■ **Task requirements**
Lines containing the word "this" are the ones to copy from the records below.

[Entries from a dataset]

--- --- ---

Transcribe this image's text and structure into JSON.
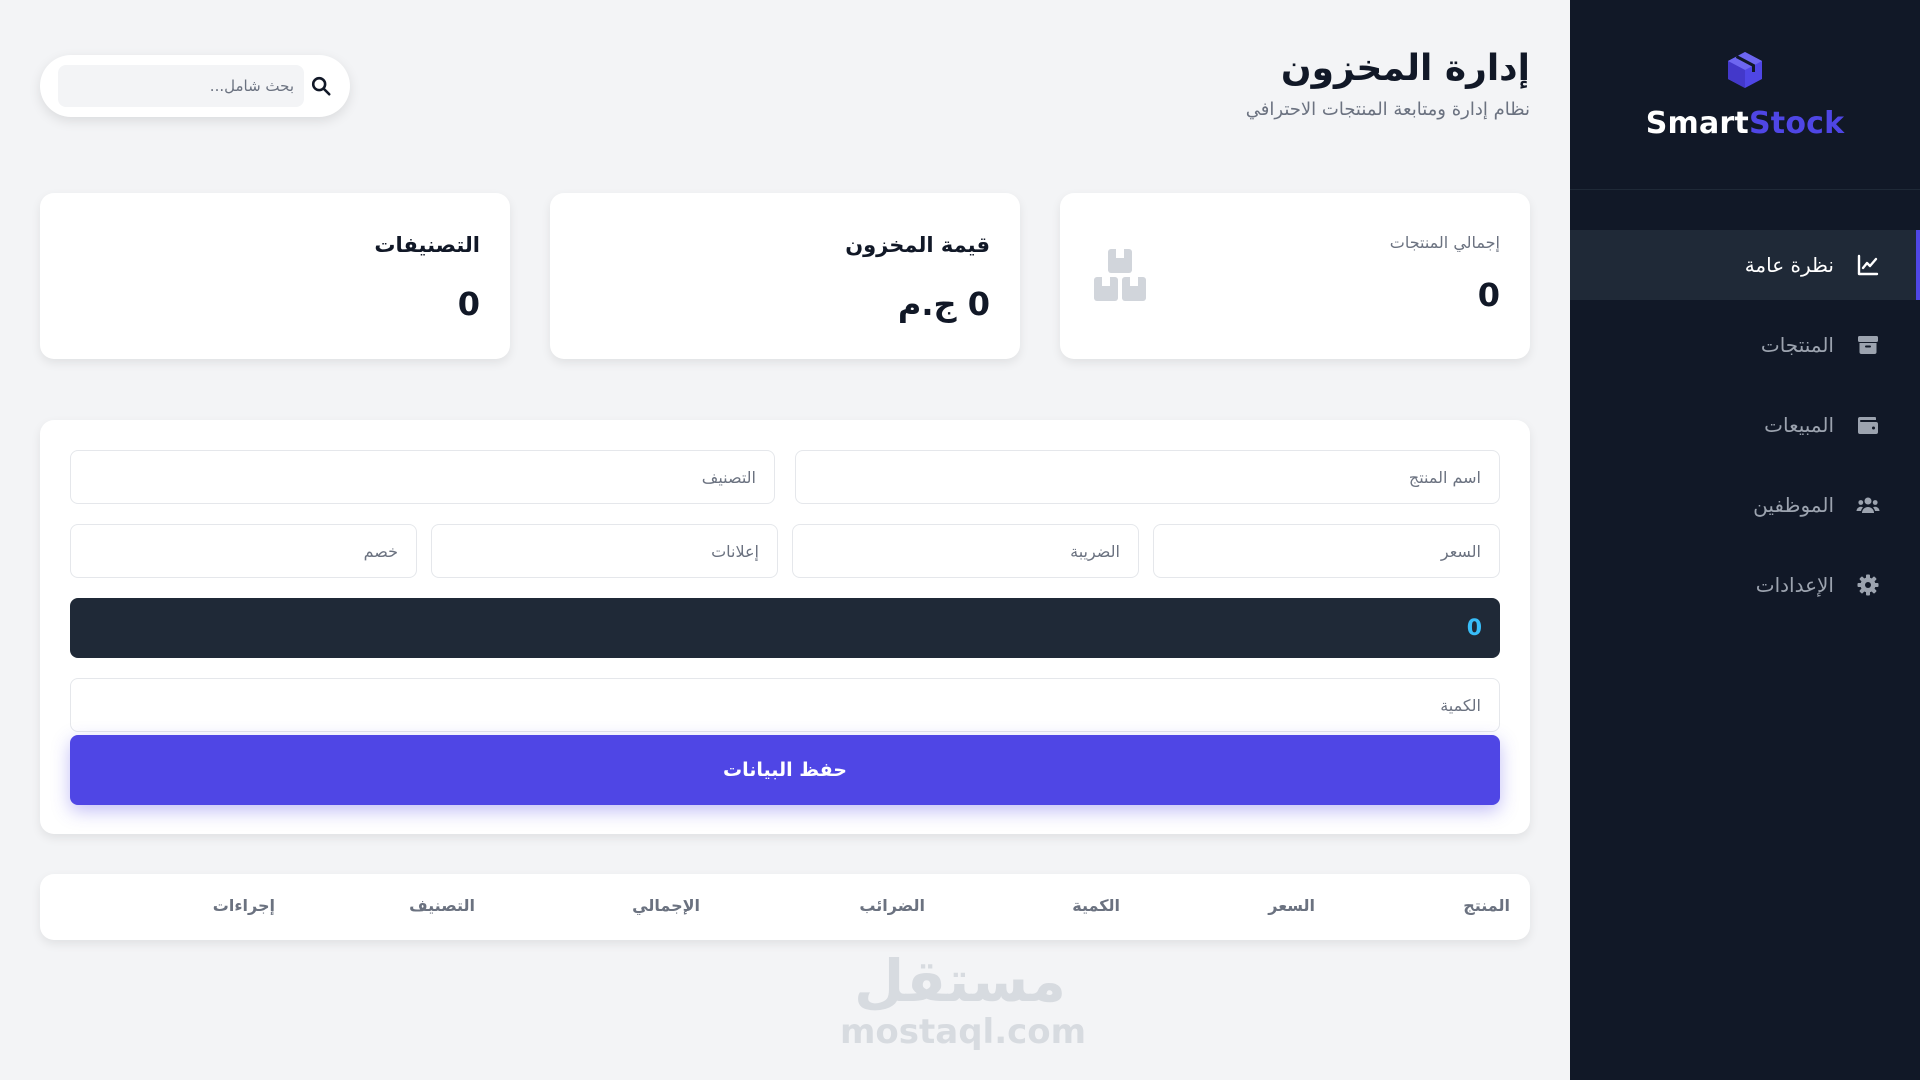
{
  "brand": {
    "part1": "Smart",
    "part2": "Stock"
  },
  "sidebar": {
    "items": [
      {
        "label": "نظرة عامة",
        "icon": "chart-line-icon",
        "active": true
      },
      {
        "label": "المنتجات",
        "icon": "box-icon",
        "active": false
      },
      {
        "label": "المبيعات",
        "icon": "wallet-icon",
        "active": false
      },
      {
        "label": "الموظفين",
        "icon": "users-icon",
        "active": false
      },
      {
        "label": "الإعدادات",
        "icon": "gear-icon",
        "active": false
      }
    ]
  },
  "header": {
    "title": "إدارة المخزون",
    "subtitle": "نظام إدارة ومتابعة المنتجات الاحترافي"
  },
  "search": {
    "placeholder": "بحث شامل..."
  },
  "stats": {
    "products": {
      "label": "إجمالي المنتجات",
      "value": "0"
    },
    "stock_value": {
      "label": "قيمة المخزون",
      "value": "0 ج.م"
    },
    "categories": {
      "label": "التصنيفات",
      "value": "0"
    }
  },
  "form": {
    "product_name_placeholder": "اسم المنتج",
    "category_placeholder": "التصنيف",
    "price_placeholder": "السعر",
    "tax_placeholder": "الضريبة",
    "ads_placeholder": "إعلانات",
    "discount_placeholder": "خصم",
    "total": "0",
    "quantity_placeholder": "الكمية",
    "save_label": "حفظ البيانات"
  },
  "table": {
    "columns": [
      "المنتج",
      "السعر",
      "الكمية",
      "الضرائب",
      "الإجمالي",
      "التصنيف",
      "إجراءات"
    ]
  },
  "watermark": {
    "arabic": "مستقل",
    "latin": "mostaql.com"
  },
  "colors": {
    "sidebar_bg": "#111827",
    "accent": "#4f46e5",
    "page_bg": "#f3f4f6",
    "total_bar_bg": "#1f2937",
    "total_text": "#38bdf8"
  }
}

--- --- ---

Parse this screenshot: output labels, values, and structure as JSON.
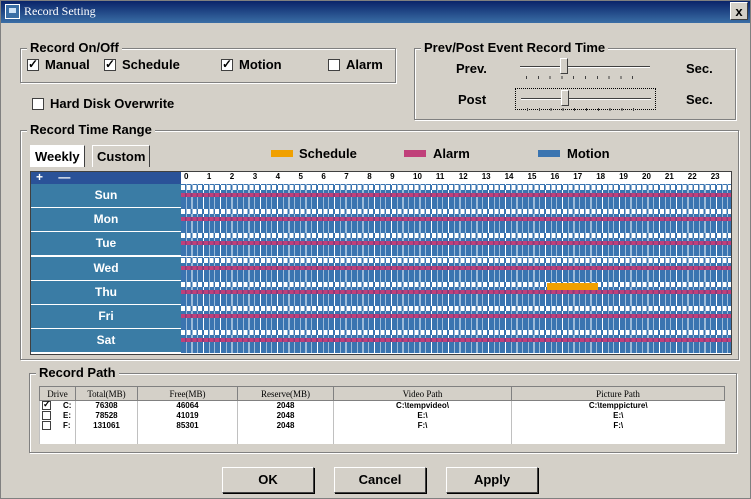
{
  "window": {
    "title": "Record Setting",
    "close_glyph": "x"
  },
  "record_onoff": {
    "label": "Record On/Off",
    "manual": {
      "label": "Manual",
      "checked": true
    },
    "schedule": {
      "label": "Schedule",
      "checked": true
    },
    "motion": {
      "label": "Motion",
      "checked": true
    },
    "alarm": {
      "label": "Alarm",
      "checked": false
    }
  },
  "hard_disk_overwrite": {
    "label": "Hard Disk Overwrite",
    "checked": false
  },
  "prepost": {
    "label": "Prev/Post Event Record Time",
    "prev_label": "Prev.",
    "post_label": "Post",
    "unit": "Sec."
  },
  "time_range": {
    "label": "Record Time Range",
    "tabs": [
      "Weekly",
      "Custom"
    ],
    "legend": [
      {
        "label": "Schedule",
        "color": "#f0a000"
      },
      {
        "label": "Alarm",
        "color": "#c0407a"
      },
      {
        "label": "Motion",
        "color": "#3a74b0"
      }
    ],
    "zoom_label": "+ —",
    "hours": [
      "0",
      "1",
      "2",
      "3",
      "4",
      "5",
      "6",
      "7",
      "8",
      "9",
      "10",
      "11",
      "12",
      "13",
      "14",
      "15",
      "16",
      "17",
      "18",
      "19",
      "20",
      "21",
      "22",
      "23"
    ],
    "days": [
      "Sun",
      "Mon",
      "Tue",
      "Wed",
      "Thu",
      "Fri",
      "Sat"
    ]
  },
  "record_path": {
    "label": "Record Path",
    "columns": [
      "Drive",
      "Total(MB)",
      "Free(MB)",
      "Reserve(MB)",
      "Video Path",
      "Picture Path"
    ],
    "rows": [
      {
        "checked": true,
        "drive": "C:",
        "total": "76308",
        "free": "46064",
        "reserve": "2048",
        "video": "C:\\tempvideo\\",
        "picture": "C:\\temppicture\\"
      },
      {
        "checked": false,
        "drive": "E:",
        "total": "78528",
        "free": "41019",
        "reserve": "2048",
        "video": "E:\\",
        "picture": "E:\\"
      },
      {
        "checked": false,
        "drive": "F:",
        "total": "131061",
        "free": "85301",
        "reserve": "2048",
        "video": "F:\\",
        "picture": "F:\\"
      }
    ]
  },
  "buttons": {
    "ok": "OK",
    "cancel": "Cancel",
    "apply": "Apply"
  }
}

--- --- ---

■ **Written reply**
Transcribe this image's text and structure into JSON.
Parse this screenshot: output labels, values, and structure as JSON.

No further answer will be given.